* **Exercise description**
Each record needs to be echoed exactly; can you do that?

* **Data provided**
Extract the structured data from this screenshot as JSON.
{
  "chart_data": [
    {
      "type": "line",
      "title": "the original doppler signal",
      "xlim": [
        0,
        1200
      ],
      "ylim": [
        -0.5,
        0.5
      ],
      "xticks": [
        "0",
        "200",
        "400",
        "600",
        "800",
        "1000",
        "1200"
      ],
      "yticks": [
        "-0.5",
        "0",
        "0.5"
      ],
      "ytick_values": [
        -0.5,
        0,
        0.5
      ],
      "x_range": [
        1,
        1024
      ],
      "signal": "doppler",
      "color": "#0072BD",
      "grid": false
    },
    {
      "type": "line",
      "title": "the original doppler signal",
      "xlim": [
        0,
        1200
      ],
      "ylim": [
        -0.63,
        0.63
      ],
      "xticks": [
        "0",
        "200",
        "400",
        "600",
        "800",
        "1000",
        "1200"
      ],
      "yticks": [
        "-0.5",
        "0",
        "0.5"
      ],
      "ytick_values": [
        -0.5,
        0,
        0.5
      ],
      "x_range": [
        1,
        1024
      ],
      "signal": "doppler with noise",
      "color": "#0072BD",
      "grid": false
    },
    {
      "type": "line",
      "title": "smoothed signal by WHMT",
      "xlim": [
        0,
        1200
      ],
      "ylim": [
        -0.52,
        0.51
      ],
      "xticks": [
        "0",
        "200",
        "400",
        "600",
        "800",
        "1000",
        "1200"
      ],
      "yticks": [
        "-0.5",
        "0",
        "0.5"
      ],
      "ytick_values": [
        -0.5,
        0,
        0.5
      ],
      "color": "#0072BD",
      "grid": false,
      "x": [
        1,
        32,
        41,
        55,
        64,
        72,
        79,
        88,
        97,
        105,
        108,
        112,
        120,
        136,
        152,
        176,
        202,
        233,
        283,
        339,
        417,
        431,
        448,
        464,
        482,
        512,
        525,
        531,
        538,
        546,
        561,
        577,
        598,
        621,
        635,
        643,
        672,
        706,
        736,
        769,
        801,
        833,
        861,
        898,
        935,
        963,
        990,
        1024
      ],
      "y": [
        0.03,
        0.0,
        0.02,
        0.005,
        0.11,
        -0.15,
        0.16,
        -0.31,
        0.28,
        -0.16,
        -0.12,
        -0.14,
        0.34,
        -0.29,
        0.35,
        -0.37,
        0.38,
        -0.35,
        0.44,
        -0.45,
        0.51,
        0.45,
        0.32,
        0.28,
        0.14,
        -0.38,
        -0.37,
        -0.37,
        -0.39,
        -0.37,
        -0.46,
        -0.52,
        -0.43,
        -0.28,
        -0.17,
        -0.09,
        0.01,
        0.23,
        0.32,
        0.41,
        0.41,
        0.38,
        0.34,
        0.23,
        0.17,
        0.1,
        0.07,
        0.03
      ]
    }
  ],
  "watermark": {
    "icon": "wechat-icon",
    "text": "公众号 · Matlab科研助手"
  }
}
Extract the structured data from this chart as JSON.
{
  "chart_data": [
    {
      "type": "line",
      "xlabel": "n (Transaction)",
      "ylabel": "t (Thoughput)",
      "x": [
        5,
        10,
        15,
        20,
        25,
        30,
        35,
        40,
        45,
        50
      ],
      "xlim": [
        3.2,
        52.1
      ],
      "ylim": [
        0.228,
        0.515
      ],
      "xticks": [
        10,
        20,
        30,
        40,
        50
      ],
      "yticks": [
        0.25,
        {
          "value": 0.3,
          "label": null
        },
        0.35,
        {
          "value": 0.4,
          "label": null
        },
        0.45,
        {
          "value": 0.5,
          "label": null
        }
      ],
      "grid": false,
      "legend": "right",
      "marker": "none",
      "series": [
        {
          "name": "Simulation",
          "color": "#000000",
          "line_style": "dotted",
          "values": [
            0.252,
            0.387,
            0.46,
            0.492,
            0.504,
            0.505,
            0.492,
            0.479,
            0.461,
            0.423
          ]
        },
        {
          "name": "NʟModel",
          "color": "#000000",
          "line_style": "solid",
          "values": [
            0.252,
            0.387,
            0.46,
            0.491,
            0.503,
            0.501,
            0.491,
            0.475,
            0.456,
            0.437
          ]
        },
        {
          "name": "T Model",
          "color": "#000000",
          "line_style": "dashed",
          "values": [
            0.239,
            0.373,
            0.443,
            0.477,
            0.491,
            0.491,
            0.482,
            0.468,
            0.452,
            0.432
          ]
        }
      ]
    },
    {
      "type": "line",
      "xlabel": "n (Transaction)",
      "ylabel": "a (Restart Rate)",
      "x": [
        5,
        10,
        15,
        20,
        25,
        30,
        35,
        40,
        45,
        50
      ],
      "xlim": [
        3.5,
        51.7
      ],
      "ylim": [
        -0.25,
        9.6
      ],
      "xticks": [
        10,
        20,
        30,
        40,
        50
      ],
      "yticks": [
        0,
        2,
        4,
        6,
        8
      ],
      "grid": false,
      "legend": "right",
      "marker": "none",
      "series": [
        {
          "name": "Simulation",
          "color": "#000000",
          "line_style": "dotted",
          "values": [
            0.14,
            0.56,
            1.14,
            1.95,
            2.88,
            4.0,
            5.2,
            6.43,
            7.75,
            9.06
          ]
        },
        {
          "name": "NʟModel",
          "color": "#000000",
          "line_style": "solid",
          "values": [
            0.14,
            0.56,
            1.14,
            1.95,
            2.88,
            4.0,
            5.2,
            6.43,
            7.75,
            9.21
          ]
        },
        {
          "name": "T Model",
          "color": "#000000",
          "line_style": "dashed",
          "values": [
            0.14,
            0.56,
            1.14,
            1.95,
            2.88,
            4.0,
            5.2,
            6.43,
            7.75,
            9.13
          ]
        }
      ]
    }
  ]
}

* **Correct result**
Extract the structured data from this screenshot as JSON.
{
  "chart_data": [
    {
      "type": "line",
      "title": "the original doppler signal",
      "xlim": [
        0,
        1200
      ],
      "ylim": [
        -0.5,
        0.5
      ],
      "xticks": [
        "0",
        "200",
        "400",
        "600",
        "800",
        "1000",
        "1200"
      ],
      "yticks": [
        "-0.5",
        "0",
        "0.5"
      ],
      "ytick_values": [
        -0.5,
        0,
        0.5
      ],
      "x_range": [
        1,
        1024
      ],
      "signal": "doppler",
      "color": "#0072BD",
      "grid": false
    },
    {
      "type": "line",
      "title": "the original doppler signal",
      "xlim": [
        0,
        1200
      ],
      "ylim": [
        -0.63,
        0.63
      ],
      "xticks": [
        "0",
        "200",
        "400",
        "600",
        "800",
        "1000",
        "1200"
      ],
      "yticks": [
        "-0.5",
        "0",
        "0.5"
      ],
      "ytick_values": [
        -0.5,
        0,
        0.5
      ],
      "x_range": [
        1,
        1024
      ],
      "signal": "doppler with noise",
      "color": "#0072BD",
      "grid": false
    },
    {
      "type": "line",
      "title": "smoothed signal by WHMT",
      "xlim": [
        0,
        1200
      ],
      "ylim": [
        -0.52,
        0.51
      ],
      "xticks": [
        "0",
        "200",
        "400",
        "600",
        "800",
        "1000",
        "1200"
      ],
      "yticks": [
        "-0.5",
        "0",
        "0.5"
      ],
      "ytick_values": [
        -0.5,
        0,
        0.5
      ],
      "color": "#0072BD",
      "grid": false,
      "x": [
        1,
        32,
        41,
        55,
        64,
        72,
        79,
        88,
        97,
        105,
        108,
        112,
        120,
        136,
        152,
        176,
        202,
        233,
        283,
        339,
        417,
        431,
        448,
        464,
        482,
        512,
        525,
        531,
        538,
        546,
        561,
        577,
        598,
        621,
        635,
        643,
        672,
        706,
        736,
        769,
        801,
        833,
        861,
        898,
        935,
        963,
        990,
        1024
      ],
      "y": [
        0.03,
        0.0,
        0.02,
        0.005,
        0.11,
        -0.15,
        0.16,
        -0.31,
        0.28,
        -0.16,
        -0.12,
        -0.14,
        0.34,
        -0.29,
        0.35,
        -0.37,
        0.38,
        -0.35,
        0.44,
        -0.45,
        0.51,
        0.45,
        0.32,
        0.28,
        0.14,
        -0.38,
        -0.37,
        -0.37,
        -0.39,
        -0.37,
        -0.46,
        -0.52,
        -0.43,
        -0.28,
        -0.17,
        -0.09,
        0.01,
        0.23,
        0.32,
        0.41,
        0.41,
        0.38,
        0.34,
        0.23,
        0.17,
        0.1,
        0.07,
        0.03
      ]
    }
  ],
  "watermark": {
    "icon": "wechat-icon",
    "text": "公众号 · Matlab科研助手"
  }
}
Extract the structured data from this chart as JSON.
{
  "chart_data": [
    {
      "type": "line",
      "xlabel": "n (Transaction)",
      "ylabel": "t (Thoughput)",
      "x": [
        5,
        10,
        15,
        20,
        25,
        30,
        35,
        40,
        45,
        50
      ],
      "xlim": [
        3.2,
        52.1
      ],
      "ylim": [
        0.228,
        0.515
      ],
      "xticks": [
        10,
        20,
        30,
        40,
        50
      ],
      "yticks": [
        0.25,
        {
          "value": 0.3,
          "label": null
        },
        0.35,
        {
          "value": 0.4,
          "label": null
        },
        0.45,
        {
          "value": 0.5,
          "label": null
        }
      ],
      "grid": false,
      "legend": "right",
      "marker": "none",
      "series": [
        {
          "name": "Simulation",
          "color": "#000000",
          "line_style": "dotted",
          "values": [
            0.252,
            0.387,
            0.46,
            0.492,
            0.504,
            0.505,
            0.492,
            0.479,
            0.461,
            0.423
          ]
        },
        {
          "name": "NʟModel",
          "color": "#000000",
          "line_style": "solid",
          "values": [
            0.252,
            0.387,
            0.46,
            0.491,
            0.503,
            0.501,
            0.491,
            0.475,
            0.456,
            0.437
          ]
        },
        {
          "name": "T Model",
          "color": "#000000",
          "line_style": "dashed",
          "values": [
            0.239,
            0.373,
            0.443,
            0.477,
            0.491,
            0.491,
            0.482,
            0.468,
            0.452,
            0.432
          ]
        }
      ]
    },
    {
      "type": "line",
      "xlabel": "n (Transaction)",
      "ylabel": "a (Restart Rate)",
      "x": [
        5,
        10,
        15,
        20,
        25,
        30,
        35,
        40,
        45,
        50
      ],
      "xlim": [
        3.5,
        51.7
      ],
      "ylim": [
        -0.25,
        9.6
      ],
      "xticks": [
        10,
        20,
        30,
        40,
        50
      ],
      "yticks": [
        0,
        2,
        4,
        6,
        8
      ],
      "grid": false,
      "legend": "right",
      "marker": "none",
      "series": [
        {
          "name": "Simulation",
          "color": "#000000",
          "line_style": "dotted",
          "values": [
            0.14,
            0.56,
            1.14,
            1.95,
            2.88,
            4.0,
            5.2,
            6.43,
            7.75,
            9.06
          ]
        },
        {
          "name": "NʟModel",
          "color": "#000000",
          "line_style": "solid",
          "values": [
            0.14,
            0.56,
            1.14,
            1.95,
            2.88,
            4.0,
            5.2,
            6.43,
            7.75,
            9.21
          ]
        },
        {
          "name": "T Model",
          "color": "#000000",
          "line_style": "dashed",
          "values": [
            0.14,
            0.56,
            1.14,
            1.95,
            2.88,
            4.0,
            5.2,
            6.43,
            7.75,
            9.13
          ]
        }
      ]
    }
  ]
}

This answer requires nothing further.